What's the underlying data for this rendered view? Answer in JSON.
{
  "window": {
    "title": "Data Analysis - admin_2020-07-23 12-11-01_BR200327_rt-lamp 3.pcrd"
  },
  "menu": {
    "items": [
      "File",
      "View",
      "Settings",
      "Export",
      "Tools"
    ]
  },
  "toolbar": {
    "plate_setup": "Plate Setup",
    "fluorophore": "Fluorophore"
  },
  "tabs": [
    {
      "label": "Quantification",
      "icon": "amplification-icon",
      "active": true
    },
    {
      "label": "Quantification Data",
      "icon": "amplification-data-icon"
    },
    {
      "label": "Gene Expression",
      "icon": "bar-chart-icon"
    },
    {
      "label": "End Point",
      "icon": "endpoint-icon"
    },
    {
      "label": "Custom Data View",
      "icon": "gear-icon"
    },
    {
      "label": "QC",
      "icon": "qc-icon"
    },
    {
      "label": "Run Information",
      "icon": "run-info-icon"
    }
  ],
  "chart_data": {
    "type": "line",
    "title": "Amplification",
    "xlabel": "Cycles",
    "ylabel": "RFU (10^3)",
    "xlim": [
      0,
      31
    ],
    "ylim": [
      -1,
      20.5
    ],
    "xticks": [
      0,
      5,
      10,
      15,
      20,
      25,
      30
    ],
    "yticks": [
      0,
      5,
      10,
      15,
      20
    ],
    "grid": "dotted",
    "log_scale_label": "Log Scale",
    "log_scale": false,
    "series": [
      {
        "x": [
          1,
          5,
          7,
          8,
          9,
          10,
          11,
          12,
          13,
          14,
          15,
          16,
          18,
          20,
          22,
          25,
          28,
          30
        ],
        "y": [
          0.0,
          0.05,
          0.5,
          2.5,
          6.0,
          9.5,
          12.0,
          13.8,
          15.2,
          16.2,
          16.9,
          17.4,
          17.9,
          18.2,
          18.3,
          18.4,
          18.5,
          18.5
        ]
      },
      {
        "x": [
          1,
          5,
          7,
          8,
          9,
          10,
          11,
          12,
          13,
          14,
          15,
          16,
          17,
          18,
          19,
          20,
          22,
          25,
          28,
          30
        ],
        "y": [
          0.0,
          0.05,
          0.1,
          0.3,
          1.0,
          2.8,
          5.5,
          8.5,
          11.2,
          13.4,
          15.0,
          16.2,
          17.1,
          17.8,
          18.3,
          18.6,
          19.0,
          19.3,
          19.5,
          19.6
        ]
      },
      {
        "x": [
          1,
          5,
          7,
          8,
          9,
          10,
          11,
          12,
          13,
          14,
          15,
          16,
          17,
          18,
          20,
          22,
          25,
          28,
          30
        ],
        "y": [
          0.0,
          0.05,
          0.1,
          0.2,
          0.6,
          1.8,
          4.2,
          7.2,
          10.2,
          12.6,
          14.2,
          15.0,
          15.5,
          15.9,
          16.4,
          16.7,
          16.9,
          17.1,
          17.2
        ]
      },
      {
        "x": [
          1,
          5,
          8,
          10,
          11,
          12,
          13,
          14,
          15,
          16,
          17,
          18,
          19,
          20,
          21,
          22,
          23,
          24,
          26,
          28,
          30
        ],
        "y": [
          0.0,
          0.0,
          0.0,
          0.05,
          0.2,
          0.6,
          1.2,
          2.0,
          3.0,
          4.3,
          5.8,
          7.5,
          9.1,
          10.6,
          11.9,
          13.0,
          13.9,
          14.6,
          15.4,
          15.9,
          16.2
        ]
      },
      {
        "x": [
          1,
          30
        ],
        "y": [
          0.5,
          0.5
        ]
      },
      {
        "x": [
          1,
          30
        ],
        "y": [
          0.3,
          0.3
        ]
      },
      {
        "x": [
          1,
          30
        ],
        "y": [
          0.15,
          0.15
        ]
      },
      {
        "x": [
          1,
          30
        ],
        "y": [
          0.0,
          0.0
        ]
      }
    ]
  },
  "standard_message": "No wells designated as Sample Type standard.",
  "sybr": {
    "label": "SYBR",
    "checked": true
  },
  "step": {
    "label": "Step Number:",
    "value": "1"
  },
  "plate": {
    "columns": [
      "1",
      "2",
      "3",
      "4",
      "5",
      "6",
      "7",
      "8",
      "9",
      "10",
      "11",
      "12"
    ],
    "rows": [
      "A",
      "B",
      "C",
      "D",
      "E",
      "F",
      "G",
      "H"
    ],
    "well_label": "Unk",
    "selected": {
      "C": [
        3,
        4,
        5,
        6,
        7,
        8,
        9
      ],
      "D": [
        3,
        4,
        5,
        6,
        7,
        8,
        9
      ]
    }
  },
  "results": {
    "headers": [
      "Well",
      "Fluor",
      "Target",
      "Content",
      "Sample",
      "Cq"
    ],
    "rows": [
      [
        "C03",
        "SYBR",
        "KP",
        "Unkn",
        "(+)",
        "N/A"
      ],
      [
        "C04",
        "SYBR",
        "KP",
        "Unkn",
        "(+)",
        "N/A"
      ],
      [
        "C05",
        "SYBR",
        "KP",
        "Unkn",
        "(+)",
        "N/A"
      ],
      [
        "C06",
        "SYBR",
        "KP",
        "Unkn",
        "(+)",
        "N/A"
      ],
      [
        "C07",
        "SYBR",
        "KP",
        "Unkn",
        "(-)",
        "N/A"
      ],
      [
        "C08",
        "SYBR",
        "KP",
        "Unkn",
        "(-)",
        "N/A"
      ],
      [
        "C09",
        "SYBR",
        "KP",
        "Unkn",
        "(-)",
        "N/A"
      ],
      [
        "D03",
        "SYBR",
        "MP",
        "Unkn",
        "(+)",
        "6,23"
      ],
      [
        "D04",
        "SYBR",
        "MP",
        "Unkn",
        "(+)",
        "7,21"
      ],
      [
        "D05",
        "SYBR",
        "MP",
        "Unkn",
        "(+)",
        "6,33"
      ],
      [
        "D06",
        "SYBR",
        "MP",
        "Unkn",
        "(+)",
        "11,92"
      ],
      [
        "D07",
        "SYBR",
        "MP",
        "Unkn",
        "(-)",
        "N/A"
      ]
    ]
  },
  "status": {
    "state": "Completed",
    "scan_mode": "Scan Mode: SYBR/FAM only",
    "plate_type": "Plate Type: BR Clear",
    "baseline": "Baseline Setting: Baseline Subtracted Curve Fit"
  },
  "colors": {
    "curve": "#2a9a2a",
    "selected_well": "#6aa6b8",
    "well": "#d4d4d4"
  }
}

------------------------------------

The exercise: Select and copy every line of the material that holds the string "Sample".

Written solution:
  "standard_message": "No wells designated as Sample Type standard.",
      "Sample",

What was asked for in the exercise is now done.